Source
The gospels are filled with Jewish remarks concerning this expectation. There was a large number of Jews who refused to believe on Jesus until the day that they saw Him throw off their oppressors and claim His right as King. And was this not, even in the ministry of Jesus Christ, seemingly a reasonable expectation. Matthew 4:17 tells us Jesus’ gospel message: “From that time Jesus began to preach, and to say, Repent: for the kingdom of heaven is at hand.” John proclaimed the nearness of the Kingdom, Jesus proclaimed the nearness of the Kingdom…the Jews expected the Kingdom to come.

The problem, then, was not this expectation, but rather the logical outworking of their expectation. The Jews heard the promise of the Kingdom, and so rationalized in their minds the order of events that would be required to see this Kingdom brought about. That order would be something like this: the King is revealed, the people get behind Him, He overthrows the Roman oppressors, He sets up His throne, and Israel lives happily ever after. John the Baptizer recognized another important step: repentance. John rightly recognized that the people’s hearts need to be prepared, and so preached this repentance.

But there was something that even John had not anticipated: the possibility that the people would reject repentance, and thus reject their Messiah. So unanticipated was this scenario that as John witnessed the nation divide between the believers and unbelievers, and as John witnessed Jesus continue to preach spiritual repentance rather than national deliverance, his confidence began to waiver as to whether or not this was the King who would unite the nation.

Stored records
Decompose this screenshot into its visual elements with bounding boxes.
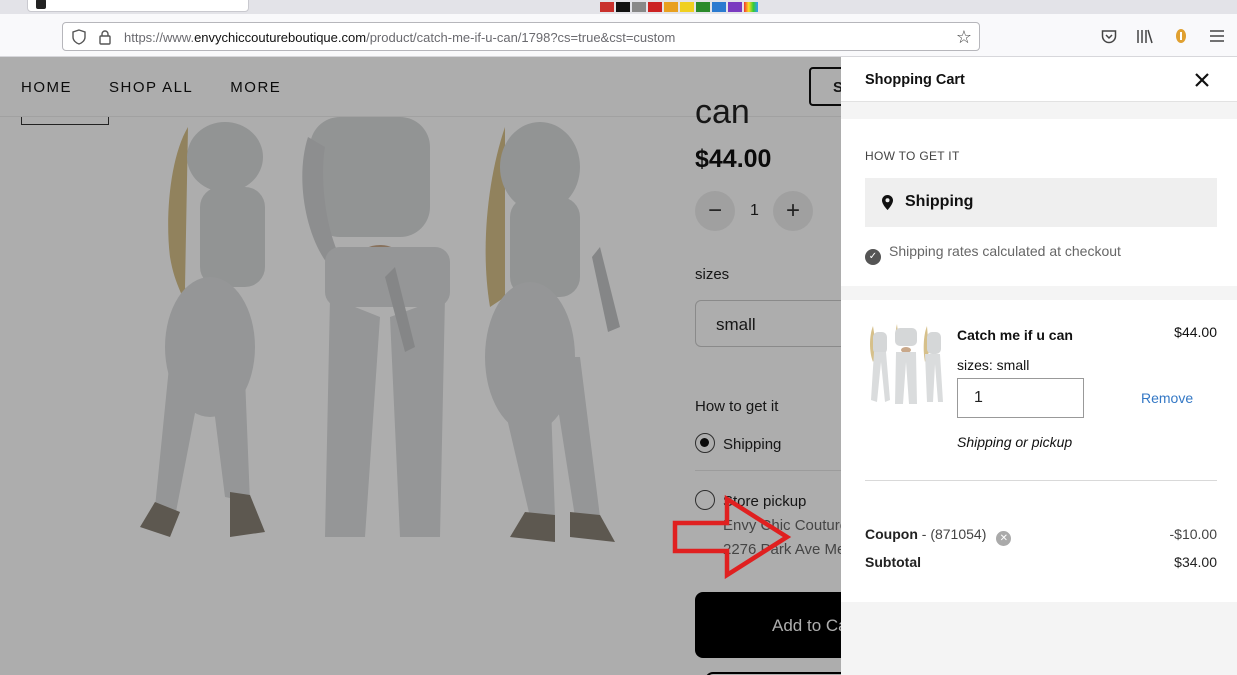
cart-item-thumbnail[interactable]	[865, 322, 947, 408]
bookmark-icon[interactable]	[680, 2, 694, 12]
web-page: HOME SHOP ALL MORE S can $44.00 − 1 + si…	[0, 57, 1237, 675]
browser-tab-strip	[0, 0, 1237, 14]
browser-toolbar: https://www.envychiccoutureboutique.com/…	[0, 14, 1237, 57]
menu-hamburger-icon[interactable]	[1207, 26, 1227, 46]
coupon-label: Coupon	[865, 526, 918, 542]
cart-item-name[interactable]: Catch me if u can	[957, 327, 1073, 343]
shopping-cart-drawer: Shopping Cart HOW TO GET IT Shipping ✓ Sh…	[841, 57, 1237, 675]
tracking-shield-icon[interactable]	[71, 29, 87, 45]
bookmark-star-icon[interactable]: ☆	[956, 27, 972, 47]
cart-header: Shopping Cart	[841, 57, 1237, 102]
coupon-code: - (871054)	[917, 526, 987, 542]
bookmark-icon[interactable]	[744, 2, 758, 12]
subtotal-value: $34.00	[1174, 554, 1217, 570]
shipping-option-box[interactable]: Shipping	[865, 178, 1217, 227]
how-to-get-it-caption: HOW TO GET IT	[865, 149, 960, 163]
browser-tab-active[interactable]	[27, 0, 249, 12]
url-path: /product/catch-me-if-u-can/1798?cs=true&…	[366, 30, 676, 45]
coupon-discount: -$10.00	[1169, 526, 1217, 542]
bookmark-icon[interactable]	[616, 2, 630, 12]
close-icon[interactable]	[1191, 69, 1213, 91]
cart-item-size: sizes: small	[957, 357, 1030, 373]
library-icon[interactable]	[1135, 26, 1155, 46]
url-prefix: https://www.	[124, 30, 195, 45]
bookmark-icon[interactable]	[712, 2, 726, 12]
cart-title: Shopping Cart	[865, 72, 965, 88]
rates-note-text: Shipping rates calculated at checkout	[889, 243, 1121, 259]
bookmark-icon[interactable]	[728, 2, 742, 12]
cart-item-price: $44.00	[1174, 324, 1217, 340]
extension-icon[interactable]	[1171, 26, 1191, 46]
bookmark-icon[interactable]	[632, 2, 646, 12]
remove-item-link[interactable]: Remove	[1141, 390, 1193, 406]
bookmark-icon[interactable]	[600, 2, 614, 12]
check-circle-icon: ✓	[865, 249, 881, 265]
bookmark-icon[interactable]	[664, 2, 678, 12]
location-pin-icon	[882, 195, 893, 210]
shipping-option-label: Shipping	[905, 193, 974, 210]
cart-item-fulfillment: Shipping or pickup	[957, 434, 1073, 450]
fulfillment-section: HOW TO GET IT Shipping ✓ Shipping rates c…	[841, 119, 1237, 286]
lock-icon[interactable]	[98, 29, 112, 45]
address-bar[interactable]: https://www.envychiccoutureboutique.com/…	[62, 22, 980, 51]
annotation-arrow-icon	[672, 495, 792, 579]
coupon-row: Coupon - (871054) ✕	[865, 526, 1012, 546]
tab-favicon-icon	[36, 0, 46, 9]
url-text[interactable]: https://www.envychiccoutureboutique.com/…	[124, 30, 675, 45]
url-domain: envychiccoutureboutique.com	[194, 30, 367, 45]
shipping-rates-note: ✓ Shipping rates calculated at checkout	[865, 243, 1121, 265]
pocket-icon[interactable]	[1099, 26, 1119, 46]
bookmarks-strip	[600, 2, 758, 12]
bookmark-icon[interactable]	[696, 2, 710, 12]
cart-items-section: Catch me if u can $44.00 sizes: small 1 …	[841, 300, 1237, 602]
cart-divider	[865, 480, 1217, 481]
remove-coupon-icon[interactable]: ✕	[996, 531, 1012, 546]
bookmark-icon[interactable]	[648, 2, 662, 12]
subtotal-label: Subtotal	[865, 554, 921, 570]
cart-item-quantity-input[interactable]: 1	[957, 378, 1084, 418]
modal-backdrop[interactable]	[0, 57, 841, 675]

Directive A
Reproduce the passage on the Kingdom expectation, starting with "The problem, then, was" and going on through "preached this repentance.".
Directive B
Answer these questions from the passage on the Kingdom expectation:
(i) Which verse does it cite for Jesus' gospel message?
(ii) What step did John the Baptizer recognize in addition to the order of events the Jews expected?
(iii) What did John's confidence begin to waver about?
The entries have no connection to the passage on the Kingdom expectation.

Worked answer A
The problem, then, was not this expectation, but rather the logical outworking of their expectation. The Jews heard the promise of the Kingdom, and so rationalized in their minds the order of events that would be required to see this Kingdom brought about. That order would be something like this: the King is revealed, the people get behind Him, He overthrows the Roman oppressors, He sets up His throne, and Israel lives happily ever after. John the Baptizer recognized another important step: repentance. John rightly recognized that the people’s hearts need to be prepared, and so preached this repentance.

Worked answer B
(i) Matthew 4:17
(ii) Repentance
(iii) Whether or not this was the King who would unite the nation